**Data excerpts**
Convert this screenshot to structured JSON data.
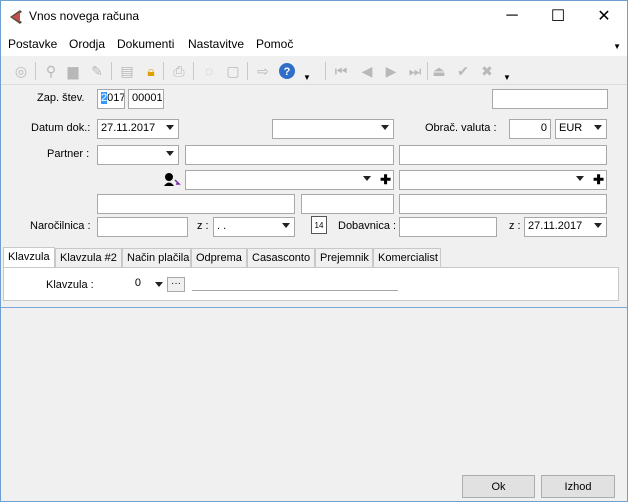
{
  "window": {
    "title": "Vnos novega računa",
    "minimize_glyph": "─",
    "maximize_glyph": "☐",
    "close_glyph": "✕"
  },
  "menu": {
    "items": [
      "Postavke",
      "Orodja",
      "Dokumenti",
      "Nastavitve",
      "Pomoč"
    ]
  },
  "toolbar": {
    "icons": [
      "first-icon",
      "key-icon",
      "save-icon",
      "edit-icon",
      "delete-icon",
      "lock-icon",
      "print-icon",
      "copy-icon",
      "paste-icon",
      "export-icon",
      "help-icon",
      "nav-first-icon",
      "nav-prev-icon",
      "nav-next-icon",
      "nav-last-icon",
      "nav-up-icon",
      "confirm-icon",
      "cancel-icon"
    ]
  },
  "form": {
    "zap_label": "Zap. štev.",
    "zap_year_selected": "2",
    "zap_year_rest": "017",
    "zap_number": "00001",
    "top_right_value": "",
    "datum_label": "Datum dok.:",
    "datum_value": "27.11.2017",
    "middle_combo_value": "",
    "obrac_label": "Obrač. valuta :",
    "obrac_amount": "0",
    "obrac_currency": "EUR",
    "partner_label": "Partner :",
    "partner_code": "",
    "partner_name": "",
    "partner_extra": "",
    "contact_combo1": "",
    "contact_combo2": "",
    "addr1": "",
    "addr2": "",
    "addr3": "",
    "narocilnica_label": "Naročilnica :",
    "narocilnica_value": "",
    "z_label1": "z :",
    "z_date1": ". .",
    "dobavnica_label": "Dobavnica :",
    "dobavnica_value": "",
    "z_label2": "z :",
    "z_date2": "27.11.2017",
    "calendar_day": "14"
  },
  "tabs": [
    "Klavzula",
    "Klavzula #2",
    "Način plačila",
    "Odprema",
    "Casasconto",
    "Prejemnik",
    "Komercialist"
  ],
  "tab_content": {
    "klavzula_label": "Klavzula :",
    "klavzula_value": "0",
    "ellipsis": "···",
    "klavzula_text": ""
  },
  "buttons": {
    "ok": "Ok",
    "izhod": "Izhod"
  }
}
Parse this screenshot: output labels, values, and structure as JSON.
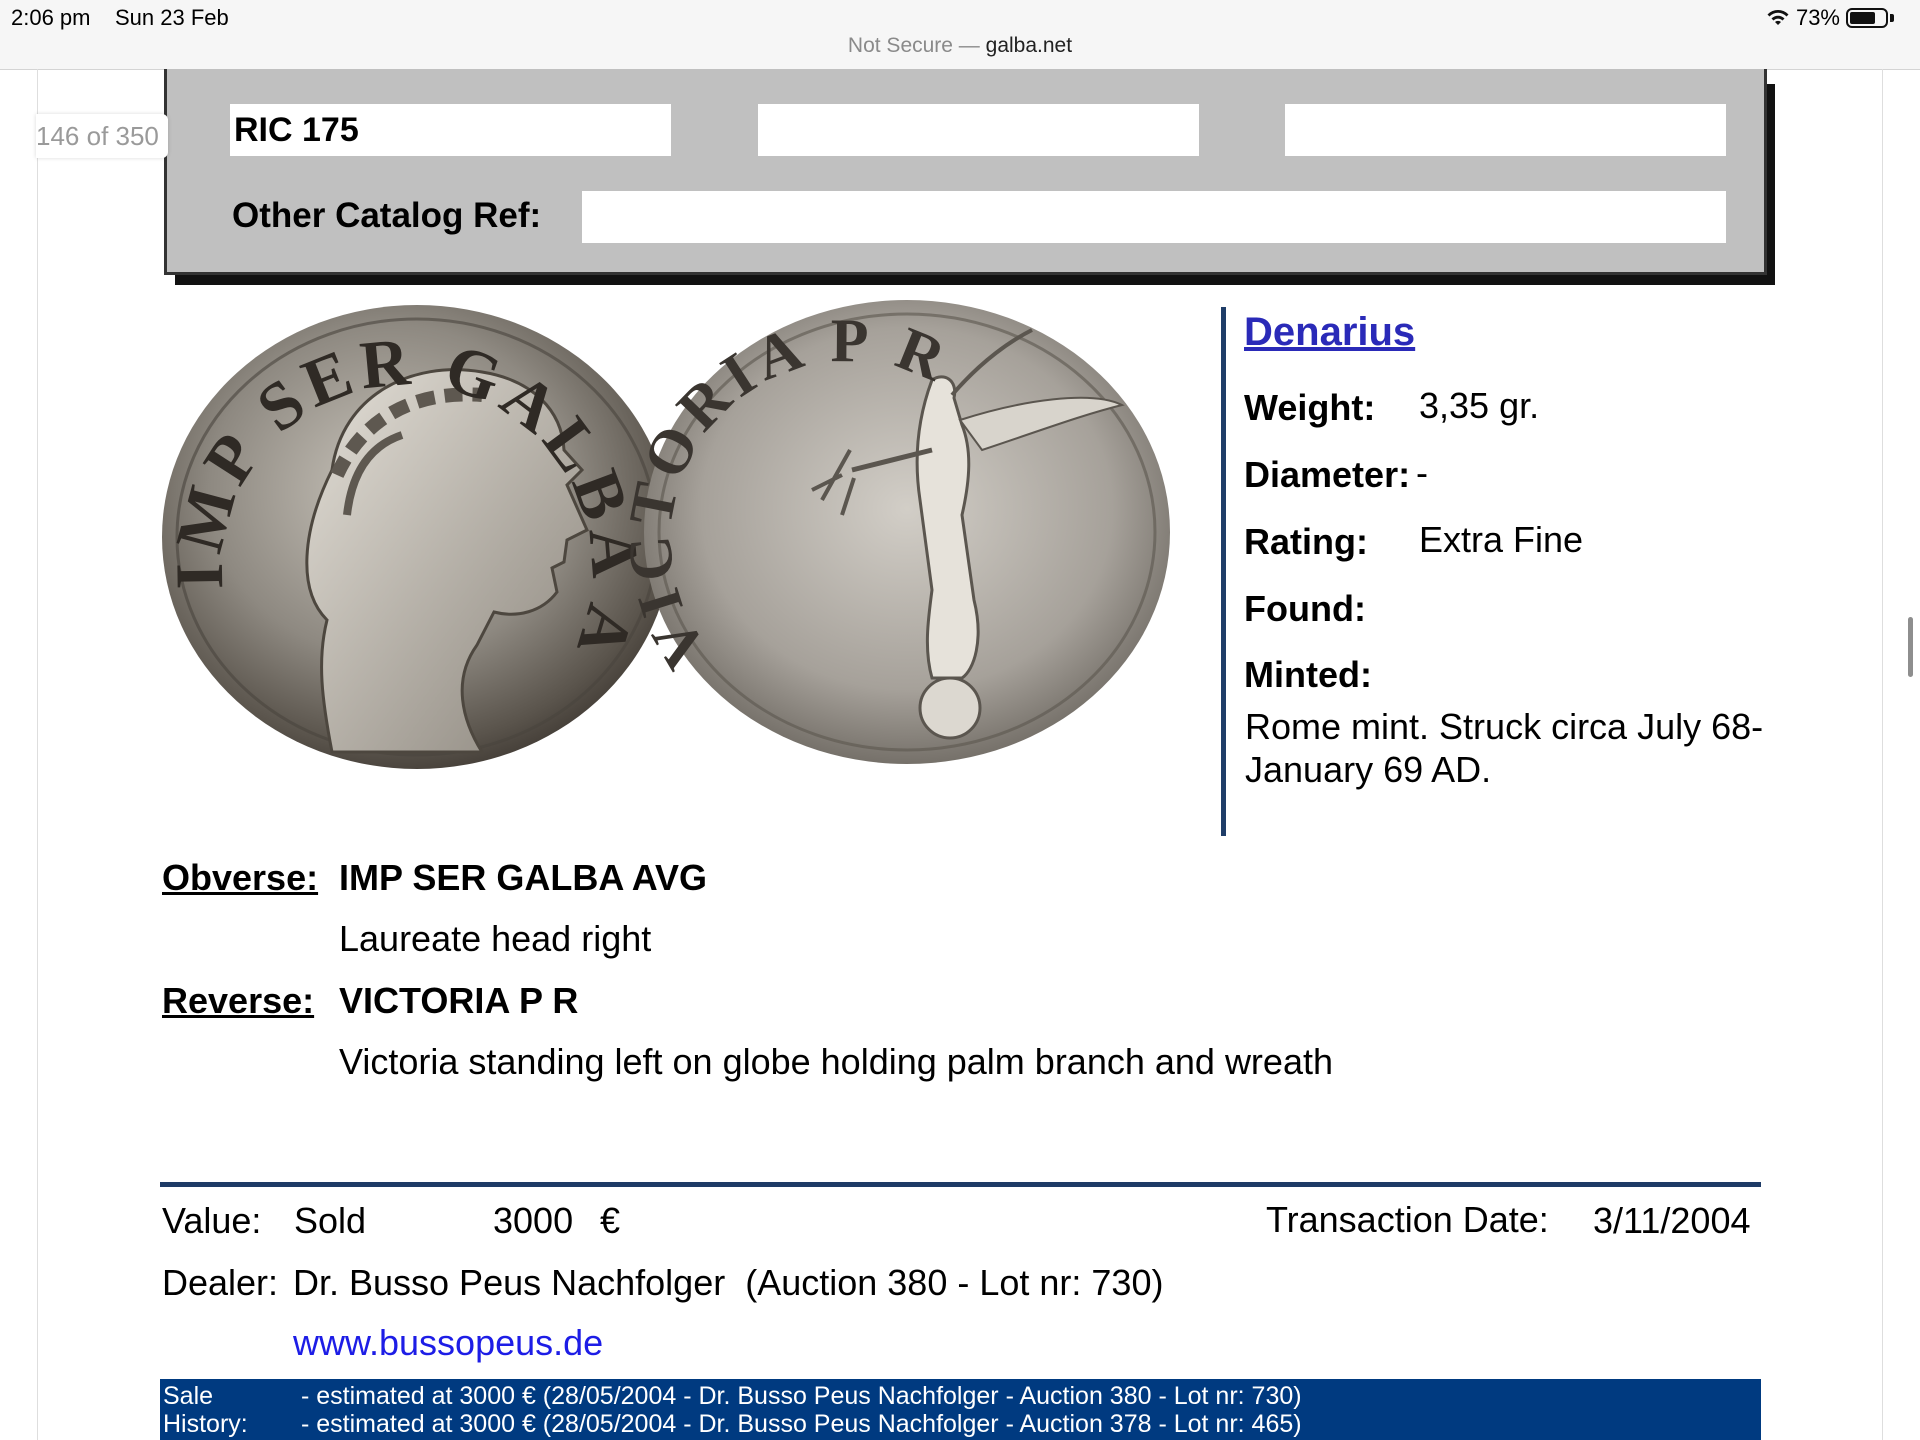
{
  "status_bar": {
    "time": "2:06 pm",
    "date": "Sun 23 Feb",
    "battery_text": "73%",
    "battery_level": 0.73,
    "icons": [
      "wifi-icon",
      "battery-icon"
    ]
  },
  "address_bar": {
    "security": "Not Secure —",
    "host": "galba.net"
  },
  "page_counter": "146 of 350",
  "catalog": {
    "ric": "RIC 175",
    "ref2": "",
    "ref3": "",
    "other_label": "Other Catalog Ref:",
    "other_value": ""
  },
  "coin_images": {
    "obverse_alt": "IMP SER GALBA AVG",
    "reverse_alt": "VICTORIA P R"
  },
  "details": {
    "denomination": "Denarius",
    "weight_label": "Weight:",
    "weight": "3,35 gr.",
    "diameter_label": "Diameter:",
    "diameter": "-",
    "rating_label": "Rating:",
    "rating": "Extra Fine",
    "found_label": "Found:",
    "found": "",
    "minted_label": "Minted:",
    "minted": "Rome mint. Struck circa July 68-January 69 AD."
  },
  "obverse": {
    "label": "Obverse:",
    "legend": "IMP SER GALBA AVG",
    "description": "Laureate head right"
  },
  "reverse": {
    "label": "Reverse:",
    "legend": "VICTORIA P R",
    "description": "Victoria standing left on globe holding palm branch and wreath"
  },
  "transaction": {
    "value_label": "Value:",
    "status": "Sold",
    "amount": "3000",
    "currency": "€",
    "date_label": "Transaction Date:",
    "date": "3/11/2004",
    "dealer_label": "Dealer:",
    "dealer": "Dr. Busso Peus Nachfolger  (Auction 380 - Lot nr: 730)",
    "website": "www.bussopeus.de"
  },
  "sale_history": {
    "label_line1": "Sale",
    "label_line2": "History:",
    "rows": [
      "- estimated at 3000 € (28/05/2004 - Dr. Busso Peus Nachfolger - Auction 380 - Lot nr: 730)",
      "- estimated at 3000 € (28/05/2004 - Dr. Busso Peus Nachfolger - Auction 378 - Lot nr: 465)"
    ]
  },
  "colors": {
    "catalog_bg": "#c0c0c0",
    "accent_blue": "#1e3b66",
    "history_bg": "#003a80",
    "link": "#1d1de6",
    "denomination_link": "#2a2ab8"
  }
}
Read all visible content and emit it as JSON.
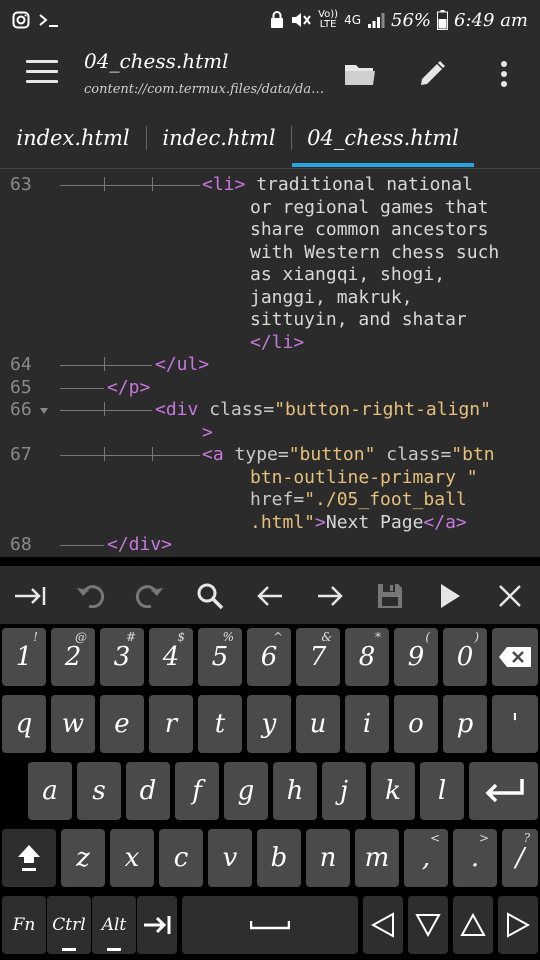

**GOAL OF THE EXERCISE**
Exclude the pictures and transcribe all of the entries exactly.

**SOLUTION**
Convert this screenshot to structured JSON data.
{
  "window": {
    "title": "Vnos novega računa",
    "minimize_glyph": "─",
    "maximize_glyph": "☐",
    "close_glyph": "✕"
  },
  "menu": {
    "items": [
      "Postavke",
      "Orodja",
      "Dokumenti",
      "Nastavitve",
      "Pomoč"
    ]
  },
  "toolbar": {
    "icons": [
      "first-icon",
      "key-icon",
      "save-icon",
      "edit-icon",
      "delete-icon",
      "lock-icon",
      "print-icon",
      "copy-icon",
      "paste-icon",
      "export-icon",
      "help-icon",
      "nav-first-icon",
      "nav-prev-icon",
      "nav-next-icon",
      "nav-last-icon",
      "nav-up-icon",
      "confirm-icon",
      "cancel-icon"
    ]
  },
  "form": {
    "zap_label": "Zap. štev.",
    "zap_year_selected": "2",
    "zap_year_rest": "017",
    "zap_number": "00001",
    "top_right_value": "",
    "datum_label": "Datum dok.:",
    "datum_value": "27.11.2017",
    "middle_combo_value": "",
    "obrac_label": "Obrač. valuta :",
    "obrac_amount": "0",
    "obrac_currency": "EUR",
    "partner_label": "Partner :",
    "partner_code": "",
    "partner_name": "",
    "partner_extra": "",
    "contact_combo1": "",
    "contact_combo2": "",
    "addr1": "",
    "addr2": "",
    "addr3": "",
    "narocilnica_label": "Naročilnica :",
    "narocilnica_value": "",
    "z_label1": "z :",
    "z_date1": ". .",
    "dobavnica_label": "Dobavnica :",
    "dobavnica_value": "",
    "z_label2": "z :",
    "z_date2": "27.11.2017",
    "calendar_day": "14"
  },
  "tabs": [
    "Klavzula",
    "Klavzula #2",
    "Način plačila",
    "Odprema",
    "Casasconto",
    "Prejemnik",
    "Komercialist"
  ],
  "tab_content": {
    "klavzula_label": "Klavzula :",
    "klavzula_value": "0",
    "ellipsis": "···",
    "klavzula_text": ""
  },
  "buttons": {
    "ok": "Ok",
    "izhod": "Izhod"
  }
}
Parse this screenshot: output labels, values, and structure as JSON.
{
  "status_bar": {
    "time": "2:06 pm",
    "date": "Sun 23 Feb",
    "battery_text": "73%",
    "battery_level": 0.73,
    "icons": [
      "wifi-icon",
      "battery-icon"
    ]
  },
  "address_bar": {
    "security": "Not Secure —",
    "host": "galba.net"
  },
  "page_counter": "146 of 350",
  "catalog": {
    "ric": "RIC 175",
    "ref2": "",
    "ref3": "",
    "other_label": "Other Catalog Ref:",
    "other_value": ""
  },
  "coin_images": {
    "obverse_alt": "IMP SER GALBA AVG",
    "reverse_alt": "VICTORIA P R"
  },
  "details": {
    "denomination": "Denarius",
    "weight_label": "Weight:",
    "weight": "3,35 gr.",
    "diameter_label": "Diameter:",
    "diameter": "-",
    "rating_label": "Rating:",
    "rating": "Extra Fine",
    "found_label": "Found:",
    "found": "",
    "minted_label": "Minted:",
    "minted": "Rome mint. Struck circa July 68-January 69 AD."
  },
  "obverse": {
    "label": "Obverse:",
    "legend": "IMP SER GALBA AVG",
    "description": "Laureate head right"
  },
  "reverse": {
    "label": "Reverse:",
    "legend": "VICTORIA P R",
    "description": "Victoria standing left on globe holding palm branch and wreath"
  },
  "transaction": {
    "value_label": "Value:",
    "status": "Sold",
    "amount": "3000",
    "currency": "€",
    "date_label": "Transaction Date:",
    "date": "3/11/2004",
    "dealer_label": "Dealer:",
    "dealer": "Dr. Busso Peus Nachfolger  (Auction 380 - Lot nr: 730)",
    "website": "www.bussopeus.de"
  },
  "sale_history": {
    "label_line1": "Sale",
    "label_line2": "History:",
    "rows": [
      "- estimated at 3000 € (28/05/2004 - Dr. Busso Peus Nachfolger - Auction 380 - Lot nr: 730)",
      "- estimated at 3000 € (28/05/2004 - Dr. Busso Peus Nachfolger - Auction 378 - Lot nr: 465)"
    ]
  },
  "colors": {
    "catalog_bg": "#c0c0c0",
    "accent_blue": "#1e3b66",
    "history_bg": "#003a80",
    "link": "#1d1de6",
    "denomination_link": "#2a2ab8"
  }
}
Read all visible content and emit it as JSON.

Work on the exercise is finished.